WORK TO BE COMPLETED: Print all the data, keeping every line exactly as it is.

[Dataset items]

□ □ □

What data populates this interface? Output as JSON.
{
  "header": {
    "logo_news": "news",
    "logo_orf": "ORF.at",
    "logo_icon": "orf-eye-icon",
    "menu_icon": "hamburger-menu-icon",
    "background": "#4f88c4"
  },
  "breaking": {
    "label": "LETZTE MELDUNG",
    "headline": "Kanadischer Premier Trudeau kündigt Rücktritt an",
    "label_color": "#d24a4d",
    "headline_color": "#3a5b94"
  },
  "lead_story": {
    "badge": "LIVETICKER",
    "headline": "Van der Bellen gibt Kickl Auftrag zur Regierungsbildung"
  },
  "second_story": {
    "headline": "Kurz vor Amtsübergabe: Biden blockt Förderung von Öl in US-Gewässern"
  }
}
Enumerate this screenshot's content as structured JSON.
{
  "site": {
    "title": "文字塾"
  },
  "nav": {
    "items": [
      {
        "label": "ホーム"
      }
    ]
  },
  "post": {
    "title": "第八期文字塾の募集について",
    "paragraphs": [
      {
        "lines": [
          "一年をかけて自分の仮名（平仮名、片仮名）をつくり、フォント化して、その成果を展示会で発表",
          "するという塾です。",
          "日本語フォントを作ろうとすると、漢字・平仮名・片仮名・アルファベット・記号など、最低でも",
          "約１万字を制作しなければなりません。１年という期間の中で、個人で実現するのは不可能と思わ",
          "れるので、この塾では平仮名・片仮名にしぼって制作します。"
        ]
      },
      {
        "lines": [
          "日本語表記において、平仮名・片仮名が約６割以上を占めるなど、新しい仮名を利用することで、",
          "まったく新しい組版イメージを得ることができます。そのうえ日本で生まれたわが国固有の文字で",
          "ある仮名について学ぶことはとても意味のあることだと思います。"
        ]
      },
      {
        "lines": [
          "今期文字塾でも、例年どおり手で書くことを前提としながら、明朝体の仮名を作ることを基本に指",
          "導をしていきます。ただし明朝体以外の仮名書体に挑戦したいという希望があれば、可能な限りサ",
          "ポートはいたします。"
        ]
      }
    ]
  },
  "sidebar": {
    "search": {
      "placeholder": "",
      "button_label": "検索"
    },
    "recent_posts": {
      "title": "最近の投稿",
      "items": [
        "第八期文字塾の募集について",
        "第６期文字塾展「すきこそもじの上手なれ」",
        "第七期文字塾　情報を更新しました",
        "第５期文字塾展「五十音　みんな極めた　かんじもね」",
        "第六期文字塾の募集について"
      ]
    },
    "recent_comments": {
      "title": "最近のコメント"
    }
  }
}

□ □ □

CORRECT ANSWER:
What data populates this interface? Output as JSON.
{
  "header": {
    "logo_news": "news",
    "logo_orf": "ORF.at",
    "logo_icon": "orf-eye-icon",
    "menu_icon": "hamburger-menu-icon",
    "background": "#4f88c4"
  },
  "breaking": {
    "label": "LETZTE MELDUNG",
    "headline": "Kanadischer Premier Trudeau kündigt Rücktritt an",
    "label_color": "#d24a4d",
    "headline_color": "#3a5b94"
  },
  "lead_story": {
    "badge": "LIVETICKER",
    "headline": "Van der Bellen gibt Kickl Auftrag zur Regierungsbildung"
  },
  "second_story": {
    "headline": "Kurz vor Amtsübergabe: Biden blockt Förderung von Öl in US-Gewässern"
  }
}
Enumerate this screenshot's content as structured JSON.
{
  "site": {
    "title": "文字塾"
  },
  "nav": {
    "items": [
      {
        "label": "ホーム"
      }
    ]
  },
  "post": {
    "title": "第八期文字塾の募集について",
    "paragraphs": [
      {
        "lines": [
          "一年をかけて自分の仮名（平仮名、片仮名）をつくり、フォント化して、その成果を展示会で発表",
          "するという塾です。",
          "日本語フォントを作ろうとすると、漢字・平仮名・片仮名・アルファベット・記号など、最低でも",
          "約１万字を制作しなければなりません。１年という期間の中で、個人で実現するのは不可能と思わ",
          "れるので、この塾では平仮名・片仮名にしぼって制作します。"
        ]
      },
      {
        "lines": [
          "日本語表記において、平仮名・片仮名が約６割以上を占めるなど、新しい仮名を利用することで、",
          "まったく新しい組版イメージを得ることができます。そのうえ日本で生まれたわが国固有の文字で",
          "ある仮名について学ぶことはとても意味のあることだと思います。"
        ]
      },
      {
        "lines": [
          "今期文字塾でも、例年どおり手で書くことを前提としながら、明朝体の仮名を作ることを基本に指",
          "導をしていきます。ただし明朝体以外の仮名書体に挑戦したいという希望があれば、可能な限りサ",
          "ポートはいたします。"
        ]
      }
    ]
  },
  "sidebar": {
    "search": {
      "placeholder": "",
      "button_label": "検索"
    },
    "recent_posts": {
      "title": "最近の投稿",
      "items": [
        "第八期文字塾の募集について",
        "第６期文字塾展「すきこそもじの上手なれ」",
        "第七期文字塾　情報を更新しました",
        "第５期文字塾展「五十音　みんな極めた　かんじもね」",
        "第六期文字塾の募集について"
      ]
    },
    "recent_comments": {
      "title": "最近のコメント"
    }
  }
}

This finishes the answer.